### [Stated problem]
Repeat the entries below exactly as they appear, with no pictures.

[Collected data]
§ §

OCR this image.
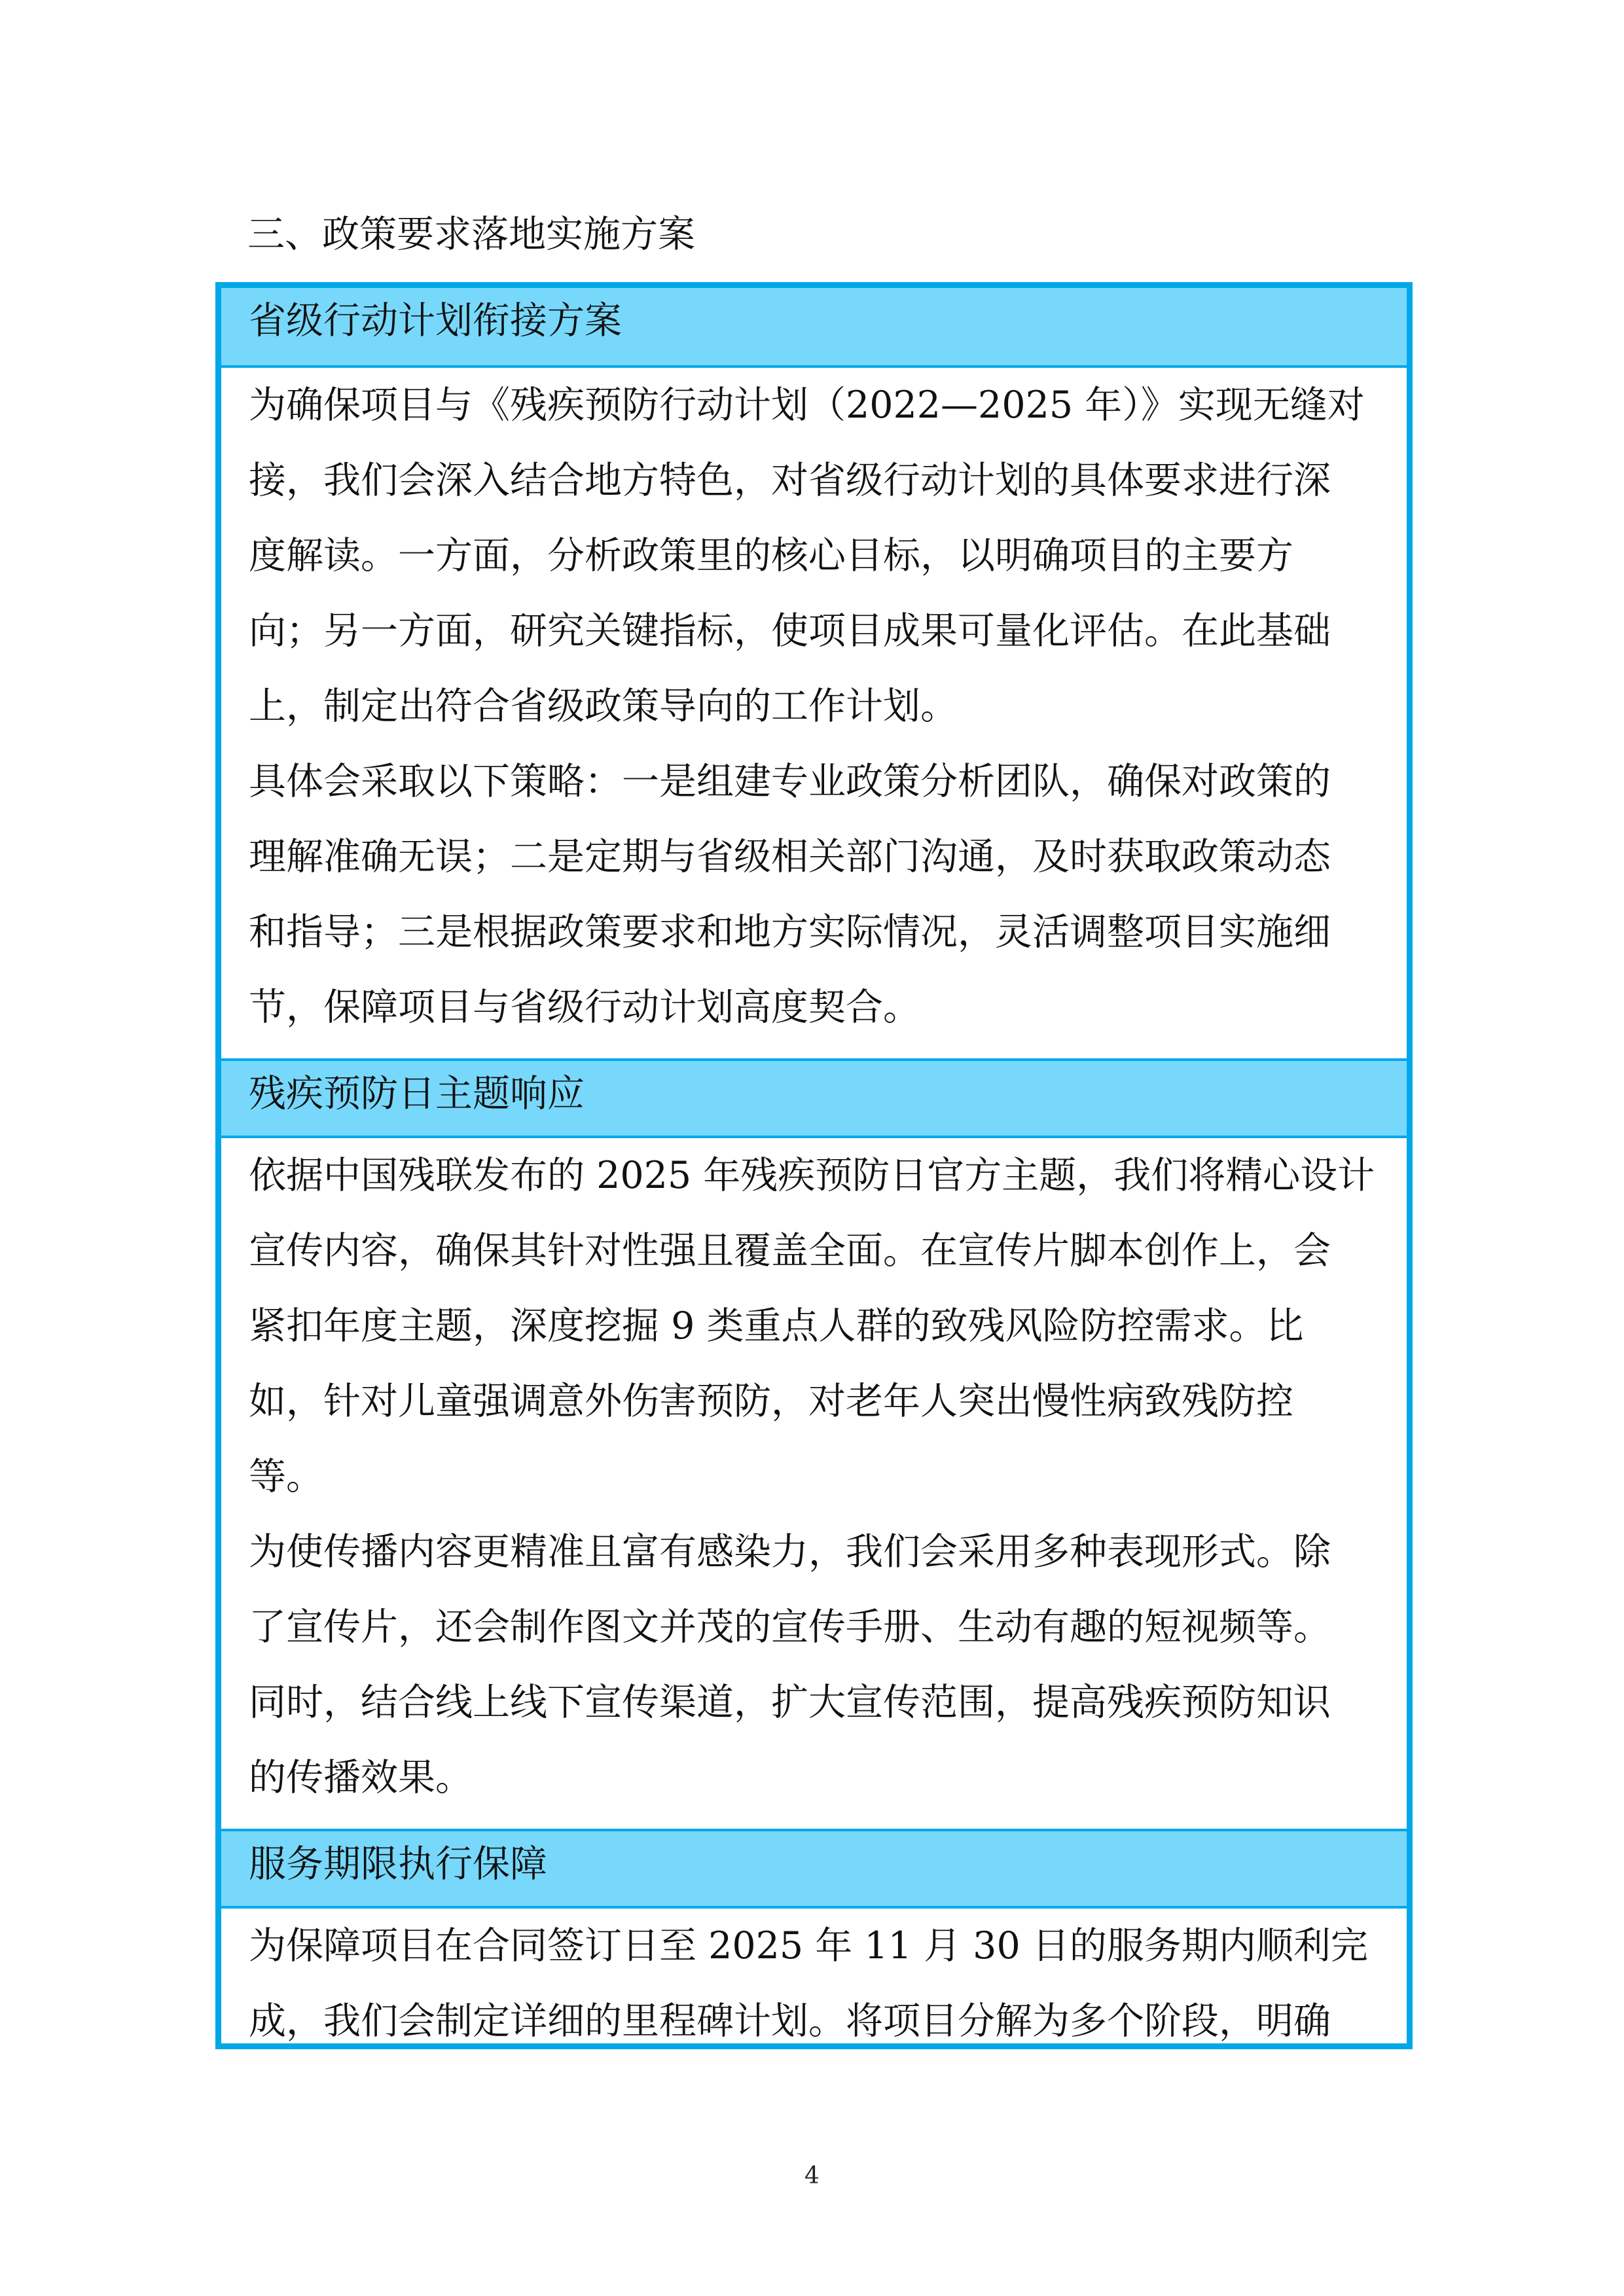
三、政策要求落地实施方案
省级行动计划衔接方案
为确保项目与《残疾预防行动计划（2022—2025 年）》实现无缝对
接，我们会深入结合地方特色，对省级行动计划的具体要求进行深
度解读。一方面，分析政策里的核心目标，以明确项目的主要方
向；另一方面，研究关键指标，使项目成果可量化评估。在此基础
上，制定出符合省级政策导向的工作计划。
具体会采取以下策略：一是组建专业政策分析团队，确保对政策的
理解准确无误；二是定期与省级相关部门沟通，及时获取政策动态
和指导；三是根据政策要求和地方实际情况，灵活调整项目实施细
节，保障项目与省级行动计划高度契合。
残疾预防日主题响应
依据中国残联发布的 2025 年残疾预防日官方主题，我们将精心设计
宣传内容，确保其针对性强且覆盖全面。在宣传片脚本创作上，会
紧扣年度主题，深度挖掘 9 类重点人群的致残风险防控需求。比
如，针对儿童强调意外伤害预防，对老年人突出慢性病致残防控
等。
为使传播内容更精准且富有感染力，我们会采用多种表现形式。除
了宣传片，还会制作图文并茂的宣传手册、生动有趣的短视频等。
同时，结合线上线下宣传渠道，扩大宣传范围，提高残疾预防知识
的传播效果。
服务期限执行保障
为保障项目在合同签订日至 2025 年 11 月 30 日的服务期内顺利完
成，我们会制定详细的里程碑计划。将项目分解为多个阶段，明确
4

§ §

### [Response]
OCR this image.
三、政策要求落地实施方案
省级行动计划衔接方案
为确保项目与《残疾预防行动计划（2022—2025 年）》实现无缝对
接，我们会深入结合地方特色，对省级行动计划的具体要求进行深
度解读。一方面，分析政策里的核心目标，以明确项目的主要方
向；另一方面，研究关键指标，使项目成果可量化评估。在此基础
上，制定出符合省级政策导向的工作计划。
具体会采取以下策略：一是组建专业政策分析团队，确保对政策的
理解准确无误；二是定期与省级相关部门沟通，及时获取政策动态
和指导；三是根据政策要求和地方实际情况，灵活调整项目实施细
节，保障项目与省级行动计划高度契合。
残疾预防日主题响应
依据中国残联发布的 2025 年残疾预防日官方主题，我们将精心设计
宣传内容，确保其针对性强且覆盖全面。在宣传片脚本创作上，会
紧扣年度主题，深度挖掘 9 类重点人群的致残风险防控需求。比
如，针对儿童强调意外伤害预防，对老年人突出慢性病致残防控
等。
为使传播内容更精准且富有感染力，我们会采用多种表现形式。除
了宣传片，还会制作图文并茂的宣传手册、生动有趣的短视频等。
同时，结合线上线下宣传渠道，扩大宣传范围，提高残疾预防知识
的传播效果。
服务期限执行保障
为保障项目在合同签订日至 2025 年 11 月 30 日的服务期内顺利完
成，我们会制定详细的里程碑计划。将项目分解为多个阶段，明确
4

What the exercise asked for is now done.